Collected data:
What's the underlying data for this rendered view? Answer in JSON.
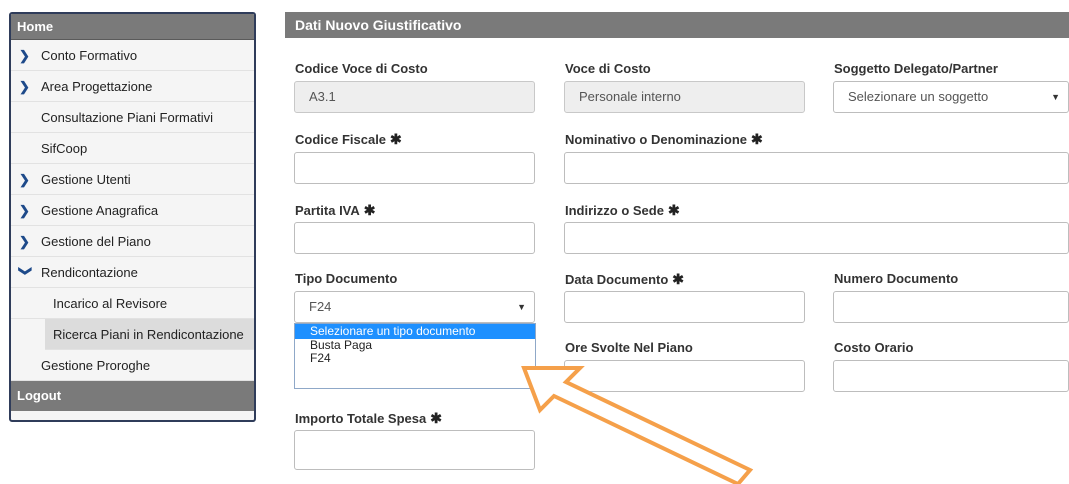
{
  "sidebar": {
    "home": "Home",
    "items": [
      {
        "label": "Conto Formativo"
      },
      {
        "label": "Area Progettazione"
      },
      {
        "label": "Consultazione Piani Formativi"
      },
      {
        "label": "SifCoop"
      },
      {
        "label": "Gestione Utenti"
      },
      {
        "label": "Gestione Anagrafica"
      },
      {
        "label": "Gestione del Piano"
      },
      {
        "label": "Rendicontazione"
      },
      {
        "label": "Incarico al Revisore"
      },
      {
        "label": "Ricerca Piani in Rendicontazione"
      },
      {
        "label": "Gestione Proroghe"
      }
    ],
    "logout": "Logout"
  },
  "panel": {
    "title": "Dati Nuovo Giustificativo",
    "codice_voce": {
      "label": "Codice Voce di Costo",
      "value": "A3.1"
    },
    "voce": {
      "label": "Voce di Costo",
      "value": "Personale interno"
    },
    "soggetto": {
      "label": "Soggetto Delegato/Partner",
      "value": "Selezionare un soggetto"
    },
    "codice_fiscale": {
      "label": "Codice Fiscale",
      "value": ""
    },
    "nominativo": {
      "label": "Nominativo o Denominazione",
      "value": ""
    },
    "partita_iva": {
      "label": "Partita IVA",
      "value": ""
    },
    "indirizzo": {
      "label": "Indirizzo o Sede",
      "value": ""
    },
    "tipo_documento": {
      "label": "Tipo Documento",
      "value": "F24",
      "options": [
        "Selezionare un tipo documento",
        "Busta Paga",
        "F24"
      ]
    },
    "data_documento": {
      "label": "Data Documento",
      "value": ""
    },
    "numero_documento": {
      "label": "Numero Documento",
      "value": ""
    },
    "ore_svolte": {
      "label": "Ore Svolte Nel Piano",
      "value": ""
    },
    "costo_orario": {
      "label": "Costo Orario",
      "value": ""
    },
    "importo_totale": {
      "label": "Importo Totale Spesa",
      "value": ""
    },
    "required_mark": "✱"
  },
  "colors": {
    "header_gray": "#7a7a7a",
    "sidebar_border": "#2f3c5a",
    "chevron_blue": "#1e4a8a",
    "dropdown_highlight": "#1e90ff",
    "arrow_orange": "#f5a04a"
  }
}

→ PROBLEM TO SOLVE:
Among the entries above, how many lines include the word "Piano"? Reply with the number only.

→ CORRECT RESPONSE:
2